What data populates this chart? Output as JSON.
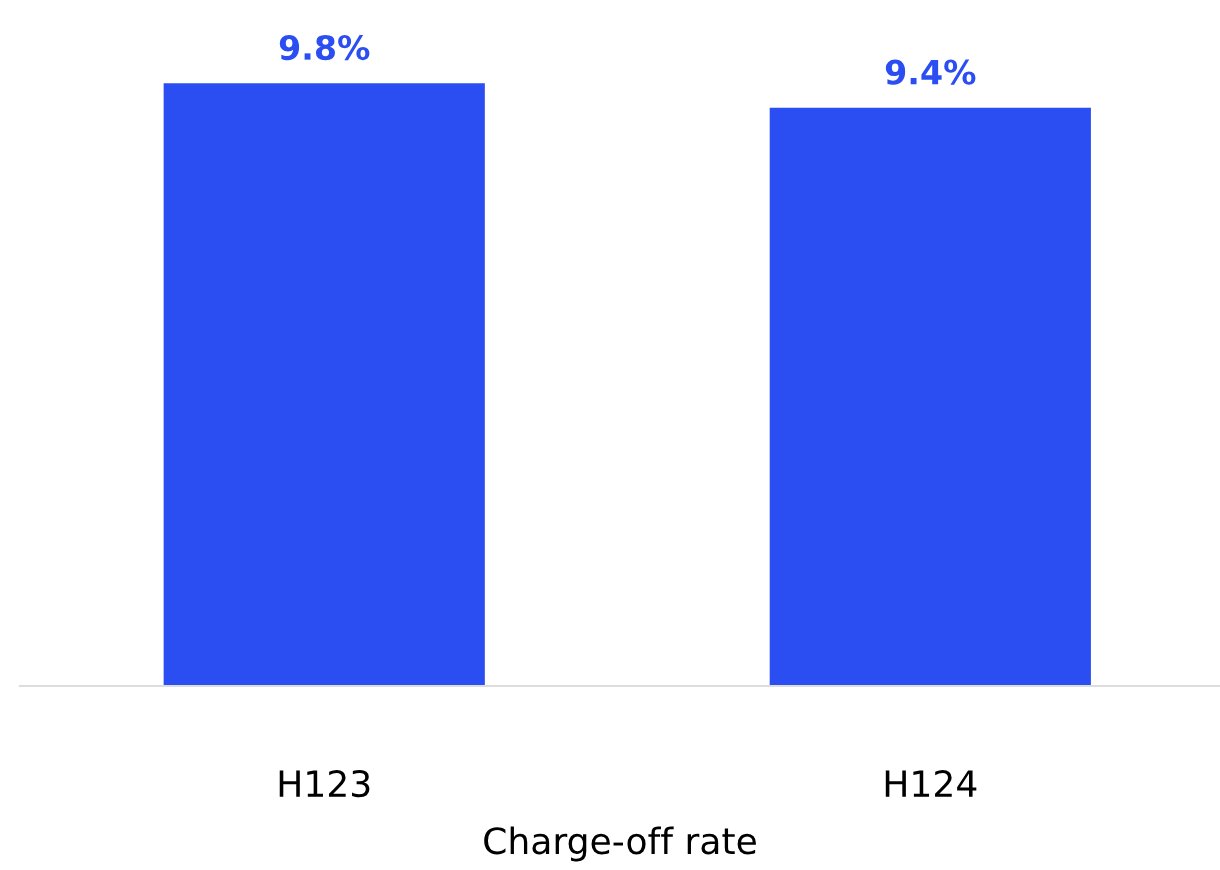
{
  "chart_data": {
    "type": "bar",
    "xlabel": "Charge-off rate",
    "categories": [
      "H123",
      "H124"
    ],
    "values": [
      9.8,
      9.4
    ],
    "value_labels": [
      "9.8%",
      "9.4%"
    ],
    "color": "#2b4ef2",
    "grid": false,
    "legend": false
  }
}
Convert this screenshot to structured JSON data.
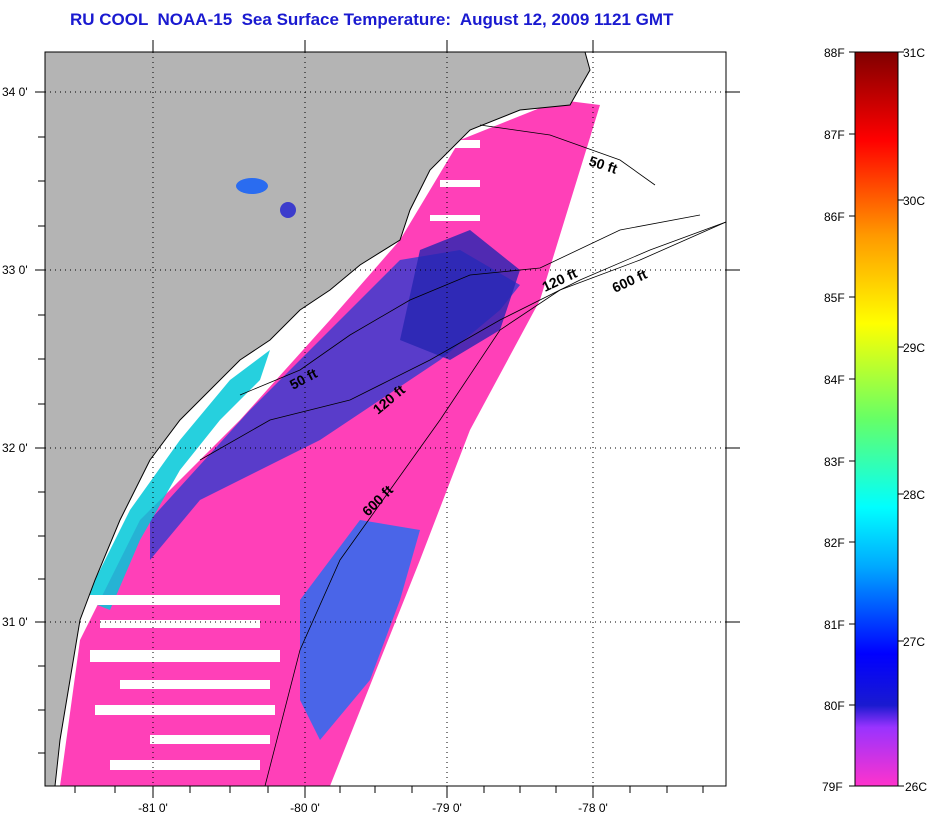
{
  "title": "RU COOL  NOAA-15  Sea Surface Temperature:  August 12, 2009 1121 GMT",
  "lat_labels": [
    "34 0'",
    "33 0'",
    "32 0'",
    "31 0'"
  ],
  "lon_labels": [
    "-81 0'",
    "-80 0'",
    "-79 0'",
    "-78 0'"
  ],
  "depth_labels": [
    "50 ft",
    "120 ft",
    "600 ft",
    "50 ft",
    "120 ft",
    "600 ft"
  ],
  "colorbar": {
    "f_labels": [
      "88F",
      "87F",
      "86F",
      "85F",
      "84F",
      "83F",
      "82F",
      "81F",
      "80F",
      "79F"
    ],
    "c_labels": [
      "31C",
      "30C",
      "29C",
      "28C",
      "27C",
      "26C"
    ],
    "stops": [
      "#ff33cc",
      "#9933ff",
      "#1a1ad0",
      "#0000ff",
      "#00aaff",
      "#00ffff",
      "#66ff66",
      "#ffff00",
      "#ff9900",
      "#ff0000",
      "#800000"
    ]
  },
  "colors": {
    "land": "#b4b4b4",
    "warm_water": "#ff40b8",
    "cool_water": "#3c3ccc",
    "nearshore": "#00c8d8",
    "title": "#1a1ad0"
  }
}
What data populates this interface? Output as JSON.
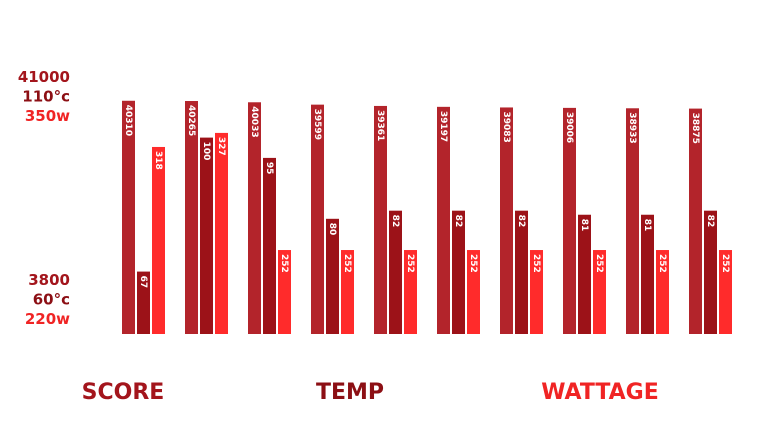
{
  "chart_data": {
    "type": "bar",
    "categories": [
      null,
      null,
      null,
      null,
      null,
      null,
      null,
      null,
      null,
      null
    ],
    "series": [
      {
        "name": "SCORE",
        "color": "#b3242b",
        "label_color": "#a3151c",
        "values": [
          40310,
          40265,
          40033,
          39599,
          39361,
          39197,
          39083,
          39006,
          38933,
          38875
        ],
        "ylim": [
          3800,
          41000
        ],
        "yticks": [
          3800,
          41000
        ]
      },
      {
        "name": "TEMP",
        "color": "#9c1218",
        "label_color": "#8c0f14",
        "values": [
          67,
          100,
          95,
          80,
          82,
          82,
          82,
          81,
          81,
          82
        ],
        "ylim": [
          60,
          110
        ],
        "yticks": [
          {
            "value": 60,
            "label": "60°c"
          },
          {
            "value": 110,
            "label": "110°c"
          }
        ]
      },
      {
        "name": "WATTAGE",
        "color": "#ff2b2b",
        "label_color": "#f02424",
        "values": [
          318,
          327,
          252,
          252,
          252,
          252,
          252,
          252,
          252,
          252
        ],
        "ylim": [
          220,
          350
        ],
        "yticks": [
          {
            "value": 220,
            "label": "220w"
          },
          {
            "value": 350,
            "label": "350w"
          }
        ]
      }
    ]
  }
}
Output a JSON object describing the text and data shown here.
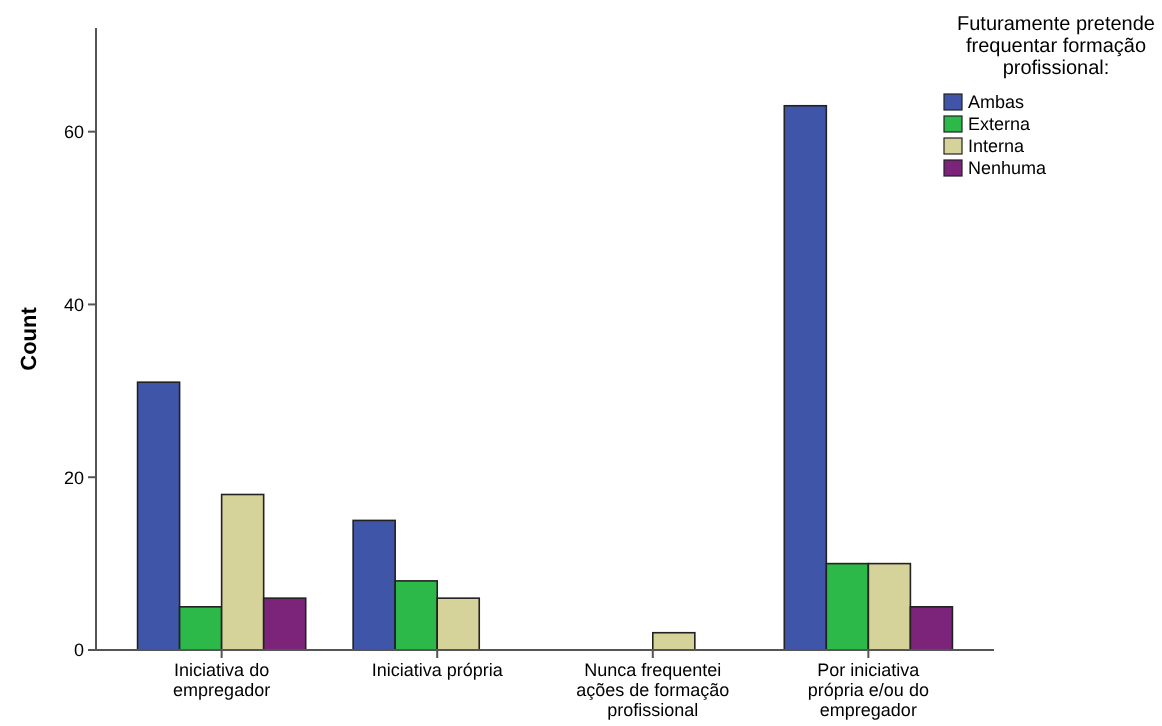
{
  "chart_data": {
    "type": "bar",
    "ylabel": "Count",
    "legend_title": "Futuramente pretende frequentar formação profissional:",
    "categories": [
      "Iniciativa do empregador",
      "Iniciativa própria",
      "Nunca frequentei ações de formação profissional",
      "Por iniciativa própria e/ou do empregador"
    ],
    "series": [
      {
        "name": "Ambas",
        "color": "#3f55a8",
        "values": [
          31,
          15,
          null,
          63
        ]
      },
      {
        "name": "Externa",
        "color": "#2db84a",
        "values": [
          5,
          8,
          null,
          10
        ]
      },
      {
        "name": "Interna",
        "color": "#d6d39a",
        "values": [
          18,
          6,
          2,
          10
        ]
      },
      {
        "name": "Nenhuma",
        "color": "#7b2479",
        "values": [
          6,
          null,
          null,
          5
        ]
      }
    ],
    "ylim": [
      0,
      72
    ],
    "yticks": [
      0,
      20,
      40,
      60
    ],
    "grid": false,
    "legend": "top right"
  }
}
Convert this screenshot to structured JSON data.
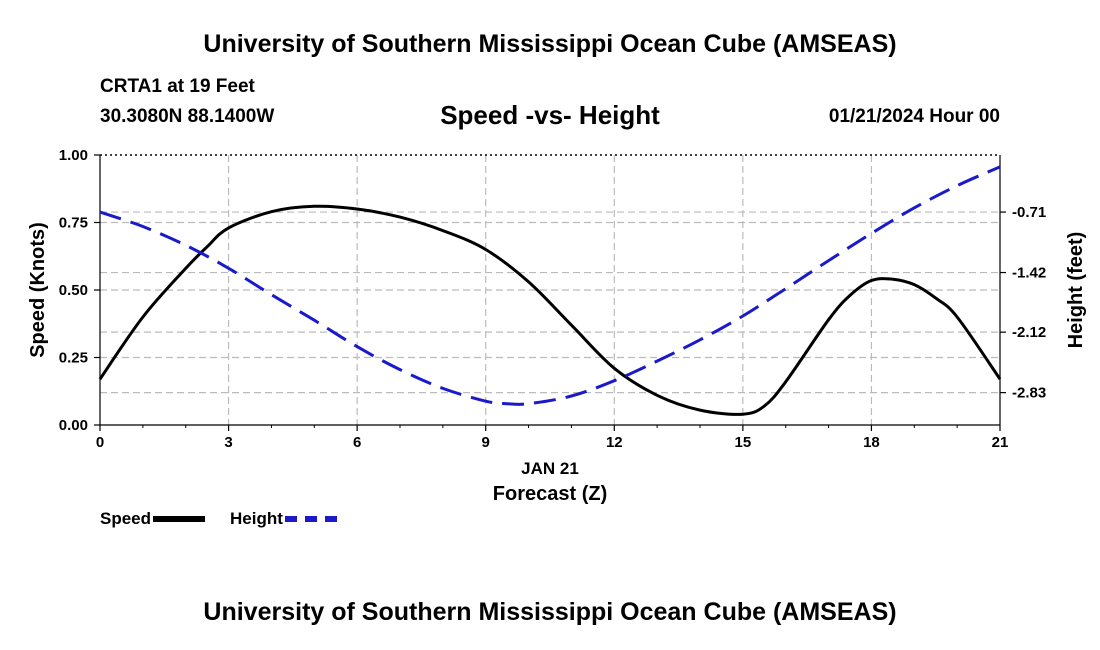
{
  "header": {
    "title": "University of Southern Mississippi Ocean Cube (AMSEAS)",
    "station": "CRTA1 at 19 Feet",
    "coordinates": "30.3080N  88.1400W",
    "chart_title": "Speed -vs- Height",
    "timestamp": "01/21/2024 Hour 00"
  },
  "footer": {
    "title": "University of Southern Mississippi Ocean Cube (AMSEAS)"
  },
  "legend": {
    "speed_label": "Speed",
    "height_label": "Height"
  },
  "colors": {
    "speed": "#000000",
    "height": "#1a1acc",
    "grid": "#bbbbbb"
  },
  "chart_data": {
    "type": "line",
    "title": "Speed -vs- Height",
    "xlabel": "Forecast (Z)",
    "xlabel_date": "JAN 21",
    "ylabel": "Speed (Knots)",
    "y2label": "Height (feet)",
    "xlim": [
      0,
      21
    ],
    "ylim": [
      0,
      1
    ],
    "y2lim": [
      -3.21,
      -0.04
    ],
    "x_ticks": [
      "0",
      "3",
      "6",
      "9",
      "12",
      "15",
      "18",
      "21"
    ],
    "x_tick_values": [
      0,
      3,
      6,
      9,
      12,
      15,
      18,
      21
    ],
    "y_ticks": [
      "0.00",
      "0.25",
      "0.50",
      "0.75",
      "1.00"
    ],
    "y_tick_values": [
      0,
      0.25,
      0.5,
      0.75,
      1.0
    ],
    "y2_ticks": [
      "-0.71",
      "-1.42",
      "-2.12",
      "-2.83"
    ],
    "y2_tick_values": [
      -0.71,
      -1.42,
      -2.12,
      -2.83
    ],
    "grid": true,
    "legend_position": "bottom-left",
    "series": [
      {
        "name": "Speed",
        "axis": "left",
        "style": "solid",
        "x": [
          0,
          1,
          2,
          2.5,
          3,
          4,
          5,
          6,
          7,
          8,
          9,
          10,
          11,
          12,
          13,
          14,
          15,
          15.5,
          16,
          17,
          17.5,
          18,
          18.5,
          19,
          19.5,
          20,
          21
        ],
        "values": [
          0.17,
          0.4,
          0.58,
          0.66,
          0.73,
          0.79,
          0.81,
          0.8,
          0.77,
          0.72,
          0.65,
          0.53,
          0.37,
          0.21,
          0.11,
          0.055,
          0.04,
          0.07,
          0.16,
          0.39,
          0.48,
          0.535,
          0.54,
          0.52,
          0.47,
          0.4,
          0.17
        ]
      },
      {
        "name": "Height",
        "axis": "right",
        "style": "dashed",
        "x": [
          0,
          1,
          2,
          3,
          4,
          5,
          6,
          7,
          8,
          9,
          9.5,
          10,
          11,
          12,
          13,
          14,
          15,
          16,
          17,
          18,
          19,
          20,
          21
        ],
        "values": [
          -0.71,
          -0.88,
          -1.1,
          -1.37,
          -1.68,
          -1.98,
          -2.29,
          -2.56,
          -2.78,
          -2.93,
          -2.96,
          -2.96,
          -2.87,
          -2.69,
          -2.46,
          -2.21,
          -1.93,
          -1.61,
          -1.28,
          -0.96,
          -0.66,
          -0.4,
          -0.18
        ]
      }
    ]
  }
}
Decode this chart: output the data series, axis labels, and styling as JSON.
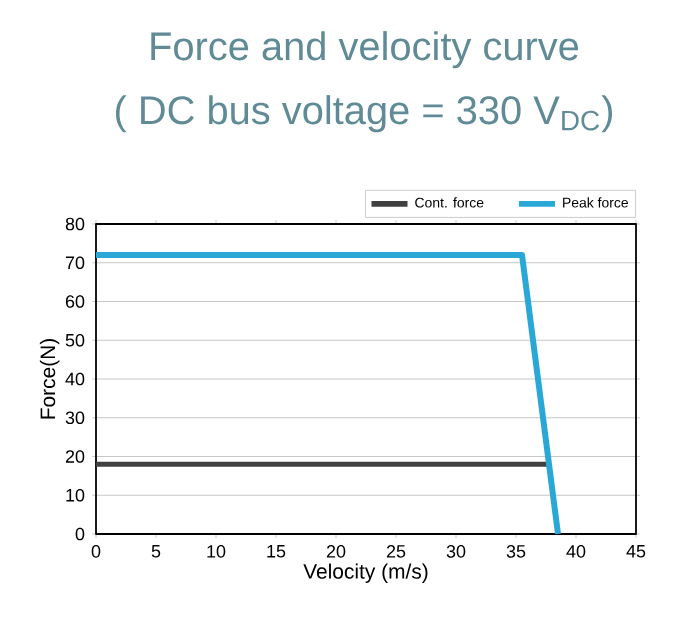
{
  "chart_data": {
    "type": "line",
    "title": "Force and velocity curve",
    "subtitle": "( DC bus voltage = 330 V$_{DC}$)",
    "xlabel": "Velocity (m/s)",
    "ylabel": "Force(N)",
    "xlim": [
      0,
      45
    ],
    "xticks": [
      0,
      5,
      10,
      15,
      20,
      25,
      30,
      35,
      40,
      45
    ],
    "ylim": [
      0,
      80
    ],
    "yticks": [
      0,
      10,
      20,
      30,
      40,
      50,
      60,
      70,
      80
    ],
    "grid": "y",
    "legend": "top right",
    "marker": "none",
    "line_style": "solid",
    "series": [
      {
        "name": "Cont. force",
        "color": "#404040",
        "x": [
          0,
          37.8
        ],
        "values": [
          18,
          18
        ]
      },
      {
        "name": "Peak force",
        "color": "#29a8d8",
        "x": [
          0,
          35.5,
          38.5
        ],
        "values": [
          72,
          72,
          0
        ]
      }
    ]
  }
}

--

Given instruction
Look through the data and show every line containing "ylabel".

Reply to the exercise
    "ylabel": "Count",
    "ylabel": "Speed (Knots)",
    "ylabel": "Force(N)",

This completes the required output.